▶ **Aim**:
Copy every line in which the string "importancia" occurs.

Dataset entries
━━━━━━━━

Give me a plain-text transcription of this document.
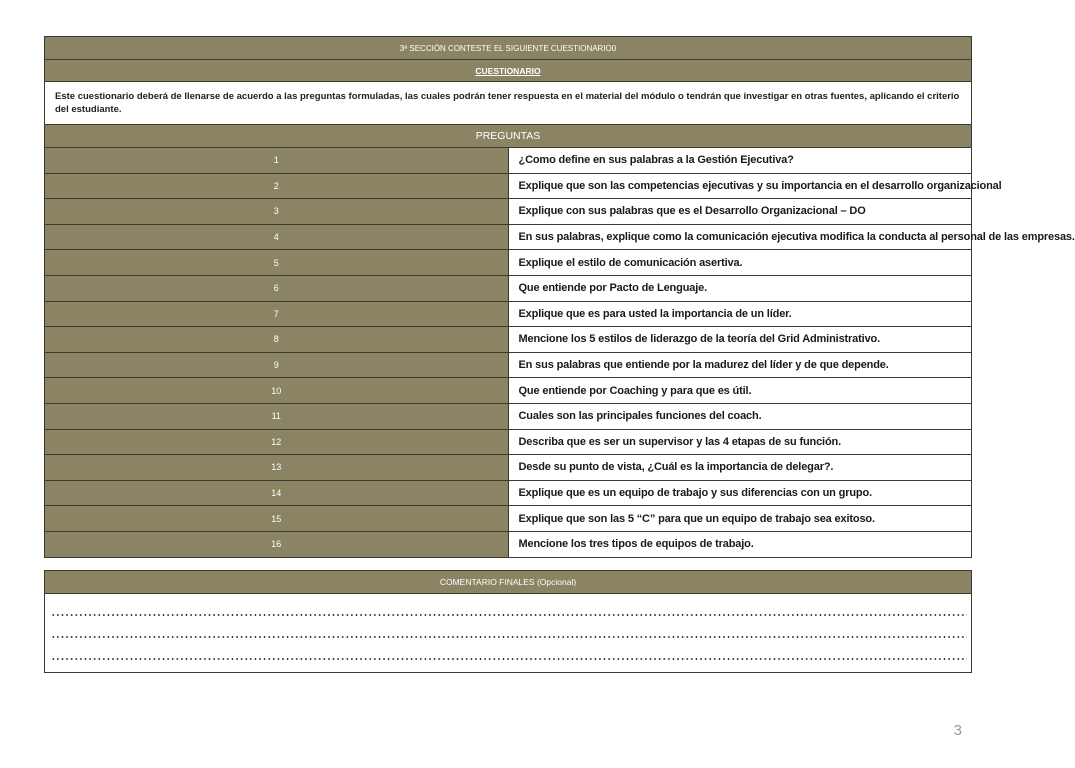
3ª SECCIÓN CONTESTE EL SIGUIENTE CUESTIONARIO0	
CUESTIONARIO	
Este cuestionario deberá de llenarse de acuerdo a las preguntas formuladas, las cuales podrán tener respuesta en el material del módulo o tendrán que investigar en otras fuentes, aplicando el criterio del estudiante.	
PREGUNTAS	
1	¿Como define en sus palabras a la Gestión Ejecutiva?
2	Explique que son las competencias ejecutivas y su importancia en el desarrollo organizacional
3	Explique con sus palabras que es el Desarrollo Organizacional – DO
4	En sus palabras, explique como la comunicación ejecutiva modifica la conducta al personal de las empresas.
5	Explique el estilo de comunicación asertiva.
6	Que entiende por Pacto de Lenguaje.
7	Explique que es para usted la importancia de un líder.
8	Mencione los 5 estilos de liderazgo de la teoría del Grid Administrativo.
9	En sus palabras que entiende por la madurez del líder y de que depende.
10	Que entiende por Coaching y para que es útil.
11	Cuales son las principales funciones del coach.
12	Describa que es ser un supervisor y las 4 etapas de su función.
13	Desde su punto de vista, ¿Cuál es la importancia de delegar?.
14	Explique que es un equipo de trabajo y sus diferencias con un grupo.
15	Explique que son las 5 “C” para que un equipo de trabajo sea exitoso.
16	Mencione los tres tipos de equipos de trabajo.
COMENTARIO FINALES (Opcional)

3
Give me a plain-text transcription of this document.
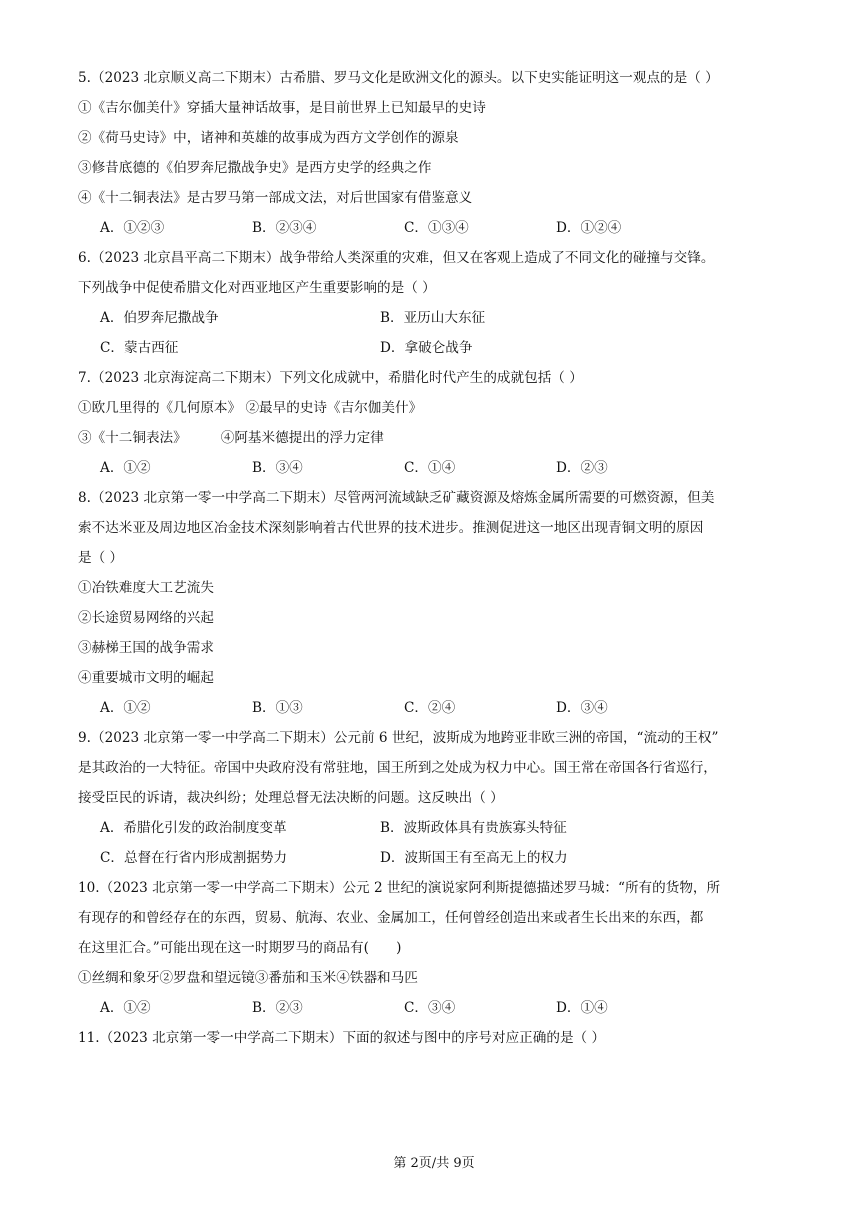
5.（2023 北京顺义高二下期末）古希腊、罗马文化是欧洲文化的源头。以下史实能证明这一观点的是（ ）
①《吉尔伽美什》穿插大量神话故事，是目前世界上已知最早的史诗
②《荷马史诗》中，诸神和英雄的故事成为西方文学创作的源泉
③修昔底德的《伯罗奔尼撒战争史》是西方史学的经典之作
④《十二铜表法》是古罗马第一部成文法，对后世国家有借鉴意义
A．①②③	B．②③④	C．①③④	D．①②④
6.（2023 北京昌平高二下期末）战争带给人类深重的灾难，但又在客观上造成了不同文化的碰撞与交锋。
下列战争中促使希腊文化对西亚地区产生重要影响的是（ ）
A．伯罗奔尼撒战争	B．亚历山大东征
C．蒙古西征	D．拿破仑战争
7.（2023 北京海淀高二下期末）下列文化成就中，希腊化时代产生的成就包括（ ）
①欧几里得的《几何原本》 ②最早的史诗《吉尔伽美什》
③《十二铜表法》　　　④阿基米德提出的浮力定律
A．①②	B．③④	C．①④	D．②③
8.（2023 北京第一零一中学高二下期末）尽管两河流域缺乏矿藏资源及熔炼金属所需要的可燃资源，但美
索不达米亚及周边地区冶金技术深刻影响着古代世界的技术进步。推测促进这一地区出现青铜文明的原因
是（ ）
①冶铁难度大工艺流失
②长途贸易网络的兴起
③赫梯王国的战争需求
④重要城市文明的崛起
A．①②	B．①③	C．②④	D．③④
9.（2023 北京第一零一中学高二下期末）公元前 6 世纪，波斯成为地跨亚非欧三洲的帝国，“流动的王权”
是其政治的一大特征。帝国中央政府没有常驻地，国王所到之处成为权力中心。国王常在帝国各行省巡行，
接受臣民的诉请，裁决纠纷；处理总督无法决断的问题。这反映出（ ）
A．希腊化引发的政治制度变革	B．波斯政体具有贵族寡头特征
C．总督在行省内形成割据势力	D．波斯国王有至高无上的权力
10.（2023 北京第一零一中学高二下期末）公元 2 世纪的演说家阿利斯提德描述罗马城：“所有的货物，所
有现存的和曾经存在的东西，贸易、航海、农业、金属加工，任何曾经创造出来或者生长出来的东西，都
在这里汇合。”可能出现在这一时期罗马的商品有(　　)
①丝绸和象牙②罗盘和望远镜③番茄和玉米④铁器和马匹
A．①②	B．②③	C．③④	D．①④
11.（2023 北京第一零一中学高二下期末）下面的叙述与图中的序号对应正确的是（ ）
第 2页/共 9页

━━━━━━━━

▶ **The reply**:
2	Explique que son las competencias ejecutivas y su importancia en el desarrollo organizacional
7	Explique que es para usted la importancia de un líder.
13	Desde su punto de vista, ¿Cuál es la importancia de delegar?.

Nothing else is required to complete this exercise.